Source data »
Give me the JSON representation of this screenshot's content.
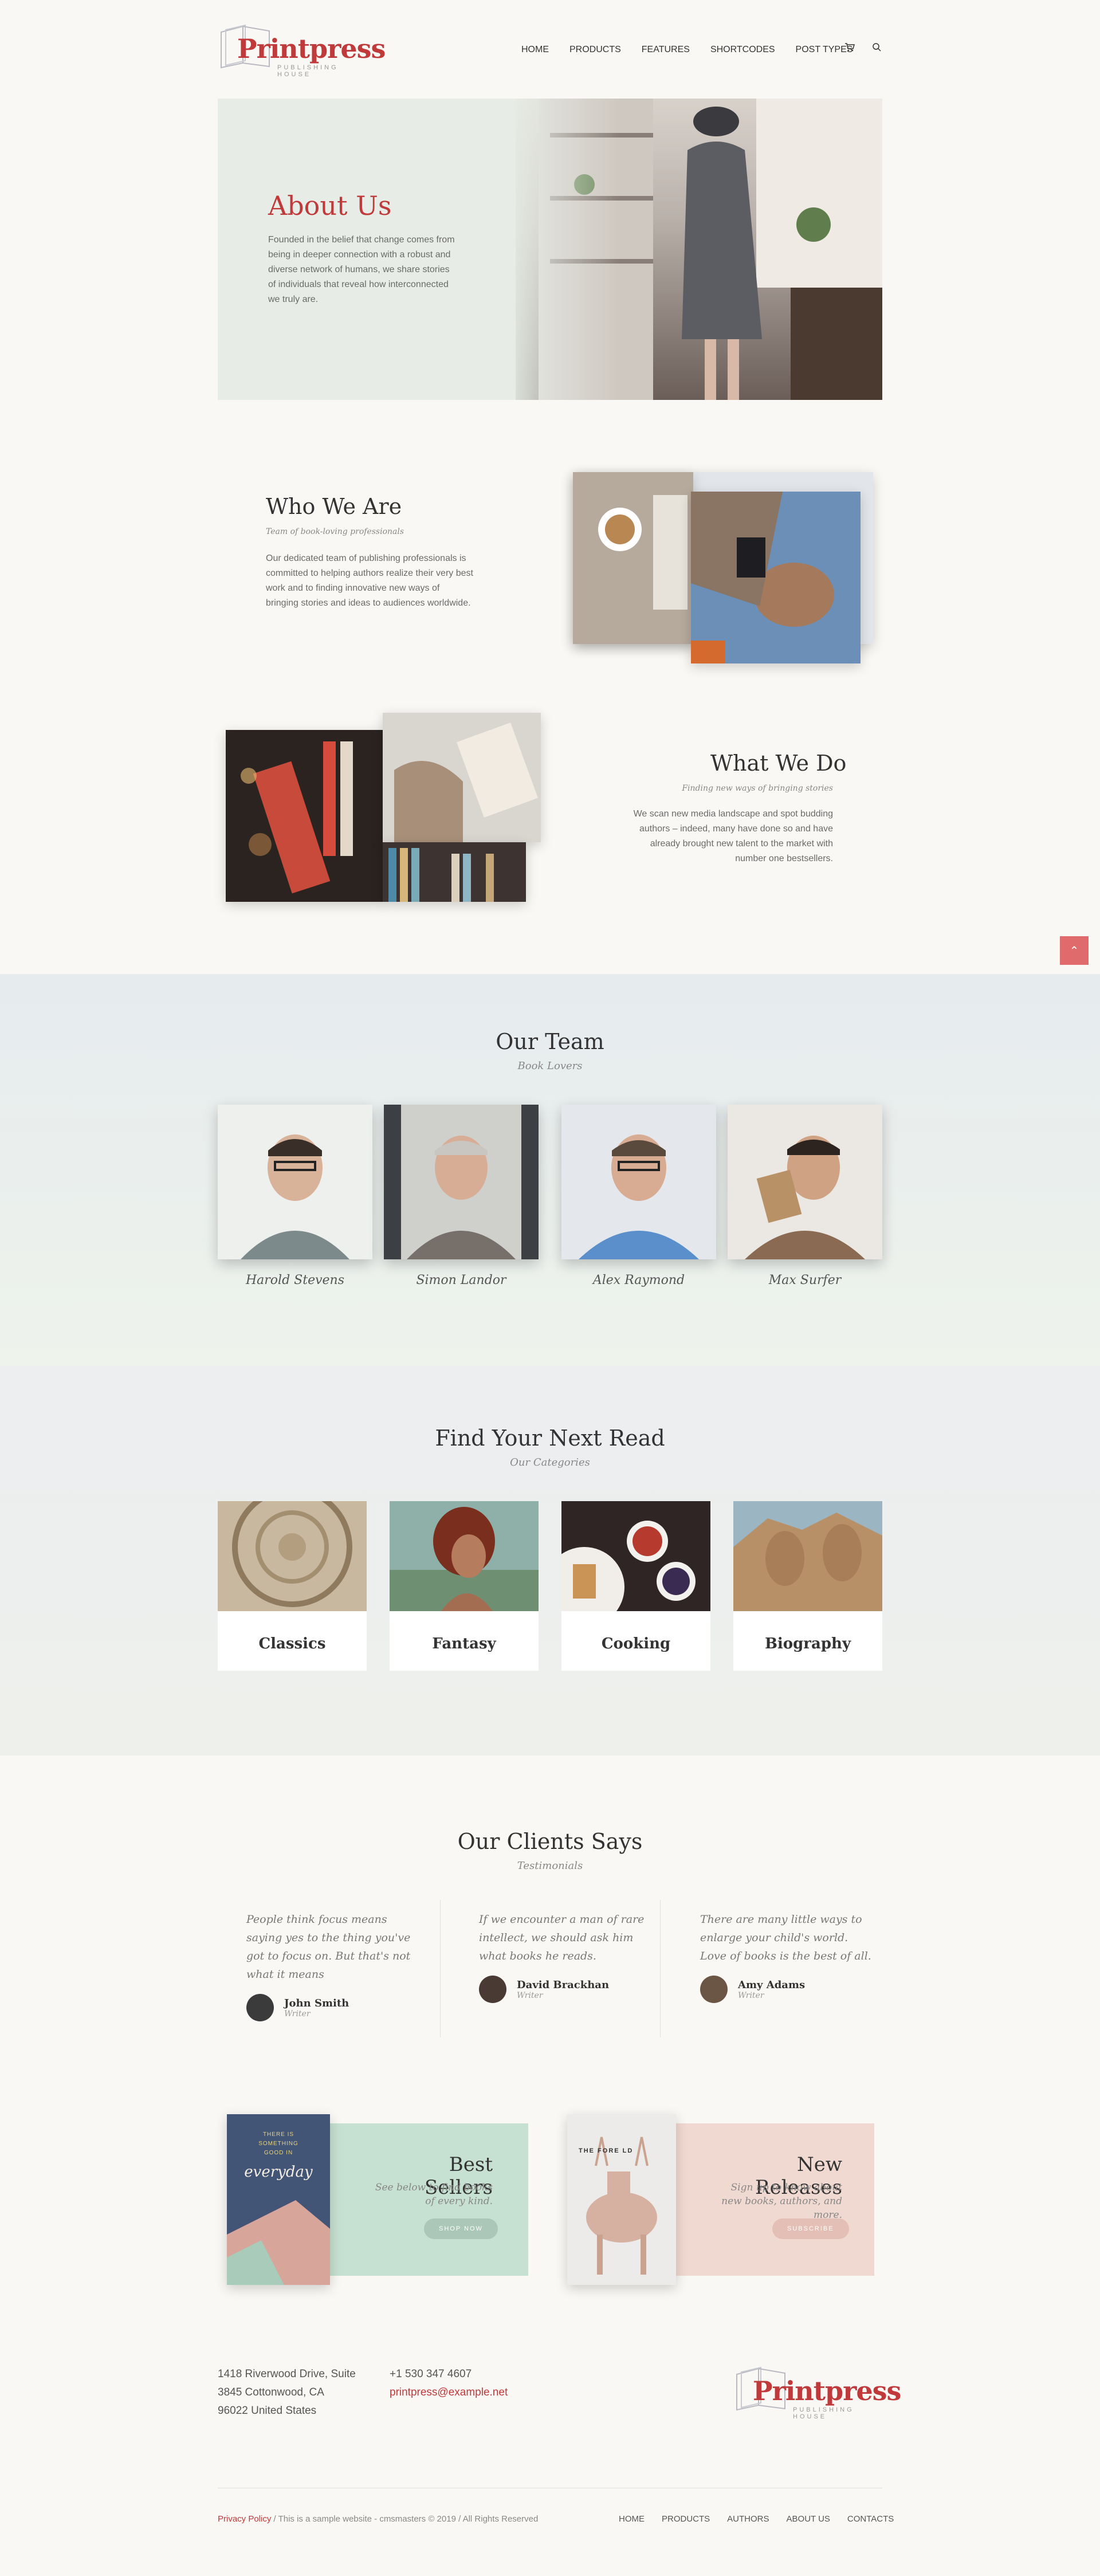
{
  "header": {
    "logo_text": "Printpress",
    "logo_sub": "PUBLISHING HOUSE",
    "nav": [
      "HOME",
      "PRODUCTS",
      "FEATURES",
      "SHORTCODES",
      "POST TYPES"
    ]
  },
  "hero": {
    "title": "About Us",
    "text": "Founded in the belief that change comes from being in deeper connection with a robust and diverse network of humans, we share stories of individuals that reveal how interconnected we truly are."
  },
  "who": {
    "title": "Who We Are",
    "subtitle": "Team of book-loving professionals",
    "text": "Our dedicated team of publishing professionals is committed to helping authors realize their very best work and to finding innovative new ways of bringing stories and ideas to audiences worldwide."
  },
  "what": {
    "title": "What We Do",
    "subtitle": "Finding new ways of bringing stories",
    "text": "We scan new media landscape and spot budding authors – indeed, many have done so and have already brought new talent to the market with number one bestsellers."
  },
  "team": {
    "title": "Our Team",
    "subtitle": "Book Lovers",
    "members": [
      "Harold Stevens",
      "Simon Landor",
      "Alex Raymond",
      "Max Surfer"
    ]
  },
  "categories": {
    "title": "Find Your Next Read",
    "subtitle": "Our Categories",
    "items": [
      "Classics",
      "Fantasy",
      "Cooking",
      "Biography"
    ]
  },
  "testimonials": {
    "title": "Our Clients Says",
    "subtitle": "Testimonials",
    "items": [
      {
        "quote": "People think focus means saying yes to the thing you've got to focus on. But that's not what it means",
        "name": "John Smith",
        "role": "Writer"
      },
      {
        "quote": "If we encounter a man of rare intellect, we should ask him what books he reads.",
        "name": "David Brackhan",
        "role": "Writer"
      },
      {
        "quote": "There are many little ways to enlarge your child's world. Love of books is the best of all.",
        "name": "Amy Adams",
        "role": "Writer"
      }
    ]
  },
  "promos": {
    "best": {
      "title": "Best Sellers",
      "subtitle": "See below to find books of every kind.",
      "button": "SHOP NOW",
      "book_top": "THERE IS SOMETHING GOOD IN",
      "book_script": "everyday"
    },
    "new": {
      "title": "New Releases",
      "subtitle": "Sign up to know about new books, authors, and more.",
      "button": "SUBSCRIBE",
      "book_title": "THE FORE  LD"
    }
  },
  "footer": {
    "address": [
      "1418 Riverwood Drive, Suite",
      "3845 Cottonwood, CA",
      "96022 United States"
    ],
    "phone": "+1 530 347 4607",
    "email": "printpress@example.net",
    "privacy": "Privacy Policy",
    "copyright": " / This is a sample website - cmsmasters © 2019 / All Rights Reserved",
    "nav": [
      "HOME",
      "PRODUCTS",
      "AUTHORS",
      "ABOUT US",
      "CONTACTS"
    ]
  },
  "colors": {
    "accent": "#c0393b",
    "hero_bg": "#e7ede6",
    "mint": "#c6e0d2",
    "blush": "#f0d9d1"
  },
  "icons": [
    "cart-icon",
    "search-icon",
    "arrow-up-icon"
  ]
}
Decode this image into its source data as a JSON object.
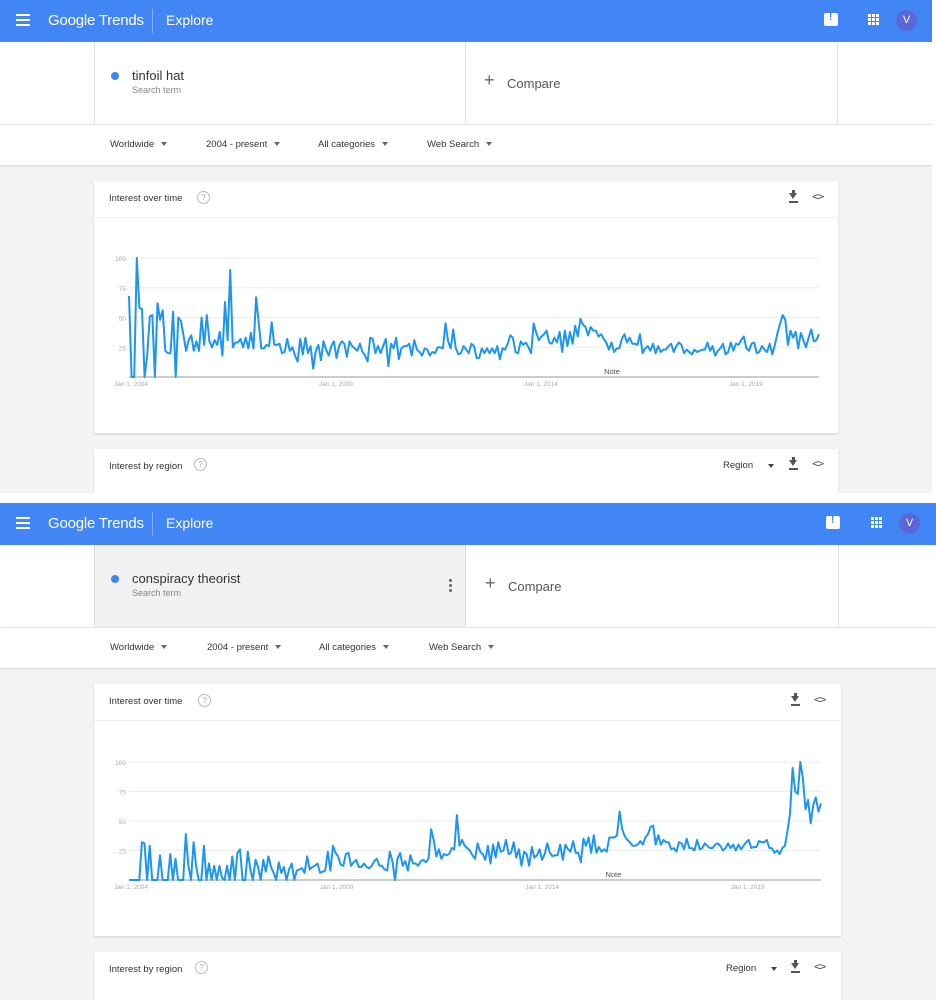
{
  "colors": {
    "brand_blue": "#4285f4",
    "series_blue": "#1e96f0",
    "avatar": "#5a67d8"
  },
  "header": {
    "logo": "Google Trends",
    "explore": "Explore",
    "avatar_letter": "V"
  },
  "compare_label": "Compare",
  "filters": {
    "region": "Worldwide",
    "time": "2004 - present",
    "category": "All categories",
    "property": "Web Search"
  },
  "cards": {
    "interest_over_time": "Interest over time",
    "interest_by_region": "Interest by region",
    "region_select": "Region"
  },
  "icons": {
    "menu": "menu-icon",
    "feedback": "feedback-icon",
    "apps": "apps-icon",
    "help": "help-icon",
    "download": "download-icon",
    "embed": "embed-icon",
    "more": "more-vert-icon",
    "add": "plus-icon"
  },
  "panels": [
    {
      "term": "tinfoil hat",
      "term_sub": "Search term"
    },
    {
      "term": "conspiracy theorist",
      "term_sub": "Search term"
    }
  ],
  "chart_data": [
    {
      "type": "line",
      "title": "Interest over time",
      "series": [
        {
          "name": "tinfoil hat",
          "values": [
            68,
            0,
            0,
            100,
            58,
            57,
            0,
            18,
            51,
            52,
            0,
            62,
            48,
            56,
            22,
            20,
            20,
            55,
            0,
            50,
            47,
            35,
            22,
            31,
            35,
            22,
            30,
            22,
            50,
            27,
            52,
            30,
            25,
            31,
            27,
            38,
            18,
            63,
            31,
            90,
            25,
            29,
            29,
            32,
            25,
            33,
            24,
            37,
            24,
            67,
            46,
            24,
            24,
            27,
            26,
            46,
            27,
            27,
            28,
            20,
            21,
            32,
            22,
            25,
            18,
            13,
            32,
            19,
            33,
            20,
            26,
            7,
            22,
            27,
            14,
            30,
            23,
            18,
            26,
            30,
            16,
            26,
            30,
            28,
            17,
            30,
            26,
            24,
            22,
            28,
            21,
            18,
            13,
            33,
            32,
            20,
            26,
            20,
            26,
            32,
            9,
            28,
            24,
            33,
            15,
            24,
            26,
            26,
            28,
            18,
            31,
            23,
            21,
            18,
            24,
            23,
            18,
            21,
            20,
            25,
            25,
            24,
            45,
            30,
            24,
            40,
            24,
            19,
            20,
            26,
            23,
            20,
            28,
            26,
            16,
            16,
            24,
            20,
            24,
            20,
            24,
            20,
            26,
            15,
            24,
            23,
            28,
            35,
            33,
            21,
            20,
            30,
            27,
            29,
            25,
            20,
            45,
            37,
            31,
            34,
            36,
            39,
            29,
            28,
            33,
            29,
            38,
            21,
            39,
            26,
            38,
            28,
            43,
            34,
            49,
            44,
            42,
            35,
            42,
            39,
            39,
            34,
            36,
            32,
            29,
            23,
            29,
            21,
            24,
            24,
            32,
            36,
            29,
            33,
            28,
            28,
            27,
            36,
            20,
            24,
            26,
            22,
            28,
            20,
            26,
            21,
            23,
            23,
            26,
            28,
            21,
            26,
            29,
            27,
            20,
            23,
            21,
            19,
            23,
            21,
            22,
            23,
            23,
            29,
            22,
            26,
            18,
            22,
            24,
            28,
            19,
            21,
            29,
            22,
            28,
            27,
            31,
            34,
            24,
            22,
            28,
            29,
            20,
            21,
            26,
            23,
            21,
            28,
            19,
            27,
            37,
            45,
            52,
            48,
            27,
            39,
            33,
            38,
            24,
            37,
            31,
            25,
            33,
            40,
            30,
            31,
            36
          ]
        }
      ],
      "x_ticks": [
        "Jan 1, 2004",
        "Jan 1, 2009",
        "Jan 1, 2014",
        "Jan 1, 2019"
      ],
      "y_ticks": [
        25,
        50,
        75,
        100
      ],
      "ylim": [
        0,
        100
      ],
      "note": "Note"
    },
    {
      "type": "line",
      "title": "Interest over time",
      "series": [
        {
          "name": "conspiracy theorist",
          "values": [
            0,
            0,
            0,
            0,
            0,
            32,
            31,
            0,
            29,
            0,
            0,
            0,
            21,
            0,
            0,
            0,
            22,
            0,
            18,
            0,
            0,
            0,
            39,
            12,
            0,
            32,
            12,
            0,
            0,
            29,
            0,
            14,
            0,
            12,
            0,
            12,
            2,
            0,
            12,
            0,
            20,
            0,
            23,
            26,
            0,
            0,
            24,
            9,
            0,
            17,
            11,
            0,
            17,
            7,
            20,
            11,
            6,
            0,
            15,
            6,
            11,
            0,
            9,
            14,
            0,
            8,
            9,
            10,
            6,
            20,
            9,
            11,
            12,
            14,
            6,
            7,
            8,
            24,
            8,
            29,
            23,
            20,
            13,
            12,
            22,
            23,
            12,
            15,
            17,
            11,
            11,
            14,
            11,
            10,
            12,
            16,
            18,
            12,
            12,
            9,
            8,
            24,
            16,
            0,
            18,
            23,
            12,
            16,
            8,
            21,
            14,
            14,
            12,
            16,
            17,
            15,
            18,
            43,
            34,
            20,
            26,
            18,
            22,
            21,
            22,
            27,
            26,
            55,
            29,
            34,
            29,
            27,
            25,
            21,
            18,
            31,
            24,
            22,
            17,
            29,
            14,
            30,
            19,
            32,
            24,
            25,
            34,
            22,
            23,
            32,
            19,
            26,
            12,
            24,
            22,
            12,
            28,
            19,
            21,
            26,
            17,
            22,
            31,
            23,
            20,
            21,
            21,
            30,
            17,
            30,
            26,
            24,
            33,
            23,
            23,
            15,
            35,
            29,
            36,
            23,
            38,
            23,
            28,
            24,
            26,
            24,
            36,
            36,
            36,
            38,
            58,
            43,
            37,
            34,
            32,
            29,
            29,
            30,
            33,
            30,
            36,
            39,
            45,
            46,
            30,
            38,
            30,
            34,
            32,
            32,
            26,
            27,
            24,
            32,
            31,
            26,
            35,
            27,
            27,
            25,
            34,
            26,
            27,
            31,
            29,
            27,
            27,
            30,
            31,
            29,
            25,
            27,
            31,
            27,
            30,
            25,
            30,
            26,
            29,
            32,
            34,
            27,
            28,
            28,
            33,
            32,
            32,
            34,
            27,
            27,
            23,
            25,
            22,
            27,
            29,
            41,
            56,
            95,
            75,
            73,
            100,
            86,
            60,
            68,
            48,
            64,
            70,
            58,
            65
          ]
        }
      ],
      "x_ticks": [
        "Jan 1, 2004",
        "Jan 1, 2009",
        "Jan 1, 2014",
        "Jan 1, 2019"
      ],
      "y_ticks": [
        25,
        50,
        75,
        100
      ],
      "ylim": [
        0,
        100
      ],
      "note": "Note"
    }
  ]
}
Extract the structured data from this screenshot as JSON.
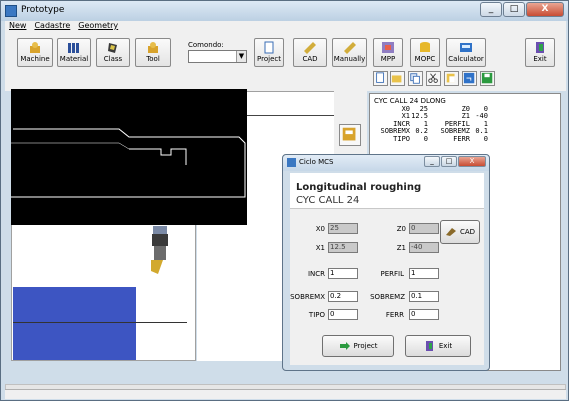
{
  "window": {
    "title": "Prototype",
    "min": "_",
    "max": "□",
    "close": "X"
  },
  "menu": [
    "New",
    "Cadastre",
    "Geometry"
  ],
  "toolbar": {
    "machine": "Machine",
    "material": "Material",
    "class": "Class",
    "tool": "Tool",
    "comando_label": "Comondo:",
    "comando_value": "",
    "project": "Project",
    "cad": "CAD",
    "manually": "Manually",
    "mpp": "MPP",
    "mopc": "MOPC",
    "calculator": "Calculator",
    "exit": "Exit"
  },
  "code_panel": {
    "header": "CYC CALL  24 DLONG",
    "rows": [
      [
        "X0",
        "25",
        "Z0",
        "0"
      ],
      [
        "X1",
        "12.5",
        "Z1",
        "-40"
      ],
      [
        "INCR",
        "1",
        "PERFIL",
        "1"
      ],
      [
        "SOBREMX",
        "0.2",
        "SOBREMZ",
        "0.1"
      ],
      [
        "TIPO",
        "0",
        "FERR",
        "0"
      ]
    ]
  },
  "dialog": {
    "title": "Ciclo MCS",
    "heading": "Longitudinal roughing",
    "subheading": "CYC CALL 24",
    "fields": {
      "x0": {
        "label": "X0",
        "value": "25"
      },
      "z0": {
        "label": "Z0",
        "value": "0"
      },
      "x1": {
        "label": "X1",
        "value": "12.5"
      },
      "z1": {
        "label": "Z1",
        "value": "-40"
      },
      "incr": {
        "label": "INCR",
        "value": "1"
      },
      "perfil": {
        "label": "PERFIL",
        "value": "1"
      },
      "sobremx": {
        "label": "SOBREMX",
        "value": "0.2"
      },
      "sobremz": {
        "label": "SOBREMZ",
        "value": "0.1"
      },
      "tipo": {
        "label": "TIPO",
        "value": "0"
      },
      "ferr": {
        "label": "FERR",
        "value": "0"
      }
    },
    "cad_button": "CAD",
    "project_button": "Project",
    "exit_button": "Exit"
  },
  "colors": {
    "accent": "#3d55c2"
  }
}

Task details » Exactly as written, set down the lines from the line holding "Extract the structured" to the last line of the data, both ends included, pictures excluded.

Exercise result »
Extract the structured data from this screenshot as JSON.
{
  "window": {
    "title": "Prototype",
    "min": "_",
    "max": "□",
    "close": "X"
  },
  "menu": [
    "New",
    "Cadastre",
    "Geometry"
  ],
  "toolbar": {
    "machine": "Machine",
    "material": "Material",
    "class": "Class",
    "tool": "Tool",
    "comando_label": "Comondo:",
    "comando_value": "",
    "project": "Project",
    "cad": "CAD",
    "manually": "Manually",
    "mpp": "MPP",
    "mopc": "MOPC",
    "calculator": "Calculator",
    "exit": "Exit"
  },
  "code_panel": {
    "header": "CYC CALL  24 DLONG",
    "rows": [
      [
        "X0",
        "25",
        "Z0",
        "0"
      ],
      [
        "X1",
        "12.5",
        "Z1",
        "-40"
      ],
      [
        "INCR",
        "1",
        "PERFIL",
        "1"
      ],
      [
        "SOBREMX",
        "0.2",
        "SOBREMZ",
        "0.1"
      ],
      [
        "TIPO",
        "0",
        "FERR",
        "0"
      ]
    ]
  },
  "dialog": {
    "title": "Ciclo MCS",
    "heading": "Longitudinal roughing",
    "subheading": "CYC CALL 24",
    "fields": {
      "x0": {
        "label": "X0",
        "value": "25"
      },
      "z0": {
        "label": "Z0",
        "value": "0"
      },
      "x1": {
        "label": "X1",
        "value": "12.5"
      },
      "z1": {
        "label": "Z1",
        "value": "-40"
      },
      "incr": {
        "label": "INCR",
        "value": "1"
      },
      "perfil": {
        "label": "PERFIL",
        "value": "1"
      },
      "sobremx": {
        "label": "SOBREMX",
        "value": "0.2"
      },
      "sobremz": {
        "label": "SOBREMZ",
        "value": "0.1"
      },
      "tipo": {
        "label": "TIPO",
        "value": "0"
      },
      "ferr": {
        "label": "FERR",
        "value": "0"
      }
    },
    "cad_button": "CAD",
    "project_button": "Project",
    "exit_button": "Exit"
  },
  "colors": {
    "accent": "#3d55c2"
  }
}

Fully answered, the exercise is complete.